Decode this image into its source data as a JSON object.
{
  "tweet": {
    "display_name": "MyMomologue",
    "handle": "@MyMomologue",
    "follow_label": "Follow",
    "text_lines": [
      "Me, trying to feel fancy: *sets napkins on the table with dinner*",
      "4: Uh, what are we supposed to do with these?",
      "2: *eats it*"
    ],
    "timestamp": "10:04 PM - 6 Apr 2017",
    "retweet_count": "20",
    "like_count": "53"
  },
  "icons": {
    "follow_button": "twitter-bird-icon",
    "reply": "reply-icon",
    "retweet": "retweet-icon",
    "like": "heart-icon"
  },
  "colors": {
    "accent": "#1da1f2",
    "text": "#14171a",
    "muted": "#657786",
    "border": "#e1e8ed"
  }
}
------------------------------------------------
▶ PROMPT
Write out the full listing, keeping every line exactly as it is.

▶ OUTPUT BELOW
Decode this image into its source data as a JSON object.
{
  "tweet": {
    "display_name": "MyMomologue",
    "handle": "@MyMomologue",
    "follow_label": "Follow",
    "text_lines": [
      "Me, trying to feel fancy: *sets napkins on the table with dinner*",
      "4: Uh, what are we supposed to do with these?",
      "2: *eats it*"
    ],
    "timestamp": "10:04 PM - 6 Apr 2017",
    "retweet_count": "20",
    "like_count": "53"
  },
  "icons": {
    "follow_button": "twitter-bird-icon",
    "reply": "reply-icon",
    "retweet": "retweet-icon",
    "like": "heart-icon"
  },
  "colors": {
    "accent": "#1da1f2",
    "text": "#14171a",
    "muted": "#657786",
    "border": "#e1e8ed"
  }
}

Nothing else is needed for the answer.